§ Exercise details
Repeat the material below exactly, line for line.

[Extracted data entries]
——————————
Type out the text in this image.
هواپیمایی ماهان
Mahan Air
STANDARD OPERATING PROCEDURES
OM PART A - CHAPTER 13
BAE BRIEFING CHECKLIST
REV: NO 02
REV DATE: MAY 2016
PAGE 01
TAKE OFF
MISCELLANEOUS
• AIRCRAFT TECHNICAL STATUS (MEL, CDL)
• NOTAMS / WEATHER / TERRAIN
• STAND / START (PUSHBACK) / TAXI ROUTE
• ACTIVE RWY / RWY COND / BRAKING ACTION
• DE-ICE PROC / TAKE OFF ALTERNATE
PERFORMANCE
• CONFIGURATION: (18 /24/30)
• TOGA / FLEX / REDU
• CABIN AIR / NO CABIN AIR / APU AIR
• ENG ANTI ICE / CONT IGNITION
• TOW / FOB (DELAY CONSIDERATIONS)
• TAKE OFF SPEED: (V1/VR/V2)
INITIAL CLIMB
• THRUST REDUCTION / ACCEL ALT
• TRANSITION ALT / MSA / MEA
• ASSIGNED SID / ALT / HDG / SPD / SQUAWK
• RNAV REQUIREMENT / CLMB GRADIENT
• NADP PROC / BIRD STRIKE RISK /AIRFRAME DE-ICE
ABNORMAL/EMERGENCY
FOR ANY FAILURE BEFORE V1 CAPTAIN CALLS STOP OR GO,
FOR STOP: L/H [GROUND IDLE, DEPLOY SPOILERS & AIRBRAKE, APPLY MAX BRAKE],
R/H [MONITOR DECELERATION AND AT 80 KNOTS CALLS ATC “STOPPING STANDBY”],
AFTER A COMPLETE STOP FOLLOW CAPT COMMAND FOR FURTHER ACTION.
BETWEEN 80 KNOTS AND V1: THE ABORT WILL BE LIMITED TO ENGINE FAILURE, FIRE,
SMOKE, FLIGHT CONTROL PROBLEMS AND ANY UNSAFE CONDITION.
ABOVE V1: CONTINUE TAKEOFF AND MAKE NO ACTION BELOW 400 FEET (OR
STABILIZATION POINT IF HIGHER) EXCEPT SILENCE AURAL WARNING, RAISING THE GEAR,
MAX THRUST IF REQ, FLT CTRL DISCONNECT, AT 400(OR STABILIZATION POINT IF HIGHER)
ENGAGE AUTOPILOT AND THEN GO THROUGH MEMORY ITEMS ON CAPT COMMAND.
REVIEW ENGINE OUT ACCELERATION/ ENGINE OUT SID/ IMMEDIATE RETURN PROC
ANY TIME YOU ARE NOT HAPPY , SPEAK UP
——————————
§ Solution to this problem
Type out the text in this image.
هواپیمایی ماهان
Mahan Air
STANDARD OPERATING PROCEDURES
OM PART A - CHAPTER 13
BAE BRIEFING CHECKLIST
REV: NO 02
REV DATE: MAY 2016
PAGE 01
TAKE OFF
MISCELLANEOUS
• AIRCRAFT TECHNICAL STATUS (MEL, CDL)
• NOTAMS / WEATHER / TERRAIN
• STAND / START (PUSHBACK) / TAXI ROUTE
• ACTIVE RWY / RWY COND / BRAKING ACTION
• DE-ICE PROC / TAKE OFF ALTERNATE
PERFORMANCE
• CONFIGURATION: (18 /24/30)
• TOGA / FLEX / REDU
• CABIN AIR / NO CABIN AIR / APU AIR
• ENG ANTI ICE / CONT IGNITION
• TOW / FOB (DELAY CONSIDERATIONS)
• TAKE OFF SPEED: (V1/VR/V2)
INITIAL CLIMB
• THRUST REDUCTION / ACCEL ALT
• TRANSITION ALT / MSA / MEA
• ASSIGNED SID / ALT / HDG / SPD / SQUAWK
• RNAV REQUIREMENT / CLMB GRADIENT
• NADP PROC / BIRD STRIKE RISK /AIRFRAME DE-ICE
ABNORMAL/EMERGENCY
FOR ANY FAILURE BEFORE V1 CAPTAIN CALLS STOP OR GO,
FOR STOP: L/H [GROUND IDLE, DEPLOY SPOILERS & AIRBRAKE, APPLY MAX BRAKE],
R/H [MONITOR DECELERATION AND AT 80 KNOTS CALLS ATC “STOPPING STANDBY”],
AFTER A COMPLETE STOP FOLLOW CAPT COMMAND FOR FURTHER ACTION.
BETWEEN 80 KNOTS AND V1: THE ABORT WILL BE LIMITED TO ENGINE FAILURE, FIRE,
SMOKE, FLIGHT CONTROL PROBLEMS AND ANY UNSAFE CONDITION.
ABOVE V1: CONTINUE TAKEOFF AND MAKE NO ACTION BELOW 400 FEET (OR
STABILIZATION POINT IF HIGHER) EXCEPT SILENCE AURAL WARNING, RAISING THE GEAR,
MAX THRUST IF REQ, FLT CTRL DISCONNECT, AT 400(OR STABILIZATION POINT IF HIGHER)
ENGAGE AUTOPILOT AND THEN GO THROUGH MEMORY ITEMS ON CAPT COMMAND.
REVIEW ENGINE OUT ACCELERATION/ ENGINE OUT SID/ IMMEDIATE RETURN PROC
ANY TIME YOU ARE NOT HAPPY , SPEAK UP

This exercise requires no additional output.